■ Stored items:
_ _ _ _

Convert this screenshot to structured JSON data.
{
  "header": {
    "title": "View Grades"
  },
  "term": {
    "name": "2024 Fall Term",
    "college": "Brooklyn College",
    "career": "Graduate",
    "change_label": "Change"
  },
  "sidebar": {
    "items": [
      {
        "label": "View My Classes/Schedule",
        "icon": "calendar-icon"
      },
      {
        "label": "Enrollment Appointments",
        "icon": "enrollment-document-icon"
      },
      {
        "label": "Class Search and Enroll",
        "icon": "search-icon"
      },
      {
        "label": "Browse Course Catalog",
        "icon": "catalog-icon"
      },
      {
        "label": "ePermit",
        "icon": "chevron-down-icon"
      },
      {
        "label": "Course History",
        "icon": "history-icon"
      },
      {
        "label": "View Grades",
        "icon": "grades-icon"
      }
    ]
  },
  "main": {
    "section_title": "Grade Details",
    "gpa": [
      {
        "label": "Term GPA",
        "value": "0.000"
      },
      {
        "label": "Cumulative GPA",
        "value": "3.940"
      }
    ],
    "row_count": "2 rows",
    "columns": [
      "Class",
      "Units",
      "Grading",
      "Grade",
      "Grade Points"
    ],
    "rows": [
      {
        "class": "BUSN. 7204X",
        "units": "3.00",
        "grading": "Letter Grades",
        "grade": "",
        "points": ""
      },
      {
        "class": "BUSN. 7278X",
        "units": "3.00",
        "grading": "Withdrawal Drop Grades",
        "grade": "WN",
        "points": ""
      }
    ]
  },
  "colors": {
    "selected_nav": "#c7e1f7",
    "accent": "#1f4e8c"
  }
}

_ _ _ _

■ Work to do: Extract all the material, leaving every line as it is.

■ Solved exercise:
Convert this screenshot to structured JSON data.
{
  "header": {
    "title": "View Grades"
  },
  "term": {
    "name": "2024 Fall Term",
    "college": "Brooklyn College",
    "career": "Graduate",
    "change_label": "Change"
  },
  "sidebar": {
    "items": [
      {
        "label": "View My Classes/Schedule",
        "icon": "calendar-icon"
      },
      {
        "label": "Enrollment Appointments",
        "icon": "enrollment-document-icon"
      },
      {
        "label": "Class Search and Enroll",
        "icon": "search-icon"
      },
      {
        "label": "Browse Course Catalog",
        "icon": "catalog-icon"
      },
      {
        "label": "ePermit",
        "icon": "chevron-down-icon"
      },
      {
        "label": "Course History",
        "icon": "history-icon"
      },
      {
        "label": "View Grades",
        "icon": "grades-icon"
      }
    ]
  },
  "main": {
    "section_title": "Grade Details",
    "gpa": [
      {
        "label": "Term GPA",
        "value": "0.000"
      },
      {
        "label": "Cumulative GPA",
        "value": "3.940"
      }
    ],
    "row_count": "2 rows",
    "columns": [
      "Class",
      "Units",
      "Grading",
      "Grade",
      "Grade Points"
    ],
    "rows": [
      {
        "class": "BUSN. 7204X",
        "units": "3.00",
        "grading": "Letter Grades",
        "grade": "",
        "points": ""
      },
      {
        "class": "BUSN. 7278X",
        "units": "3.00",
        "grading": "Withdrawal Drop Grades",
        "grade": "WN",
        "points": ""
      }
    ]
  },
  "colors": {
    "selected_nav": "#c7e1f7",
    "accent": "#1f4e8c"
  }
}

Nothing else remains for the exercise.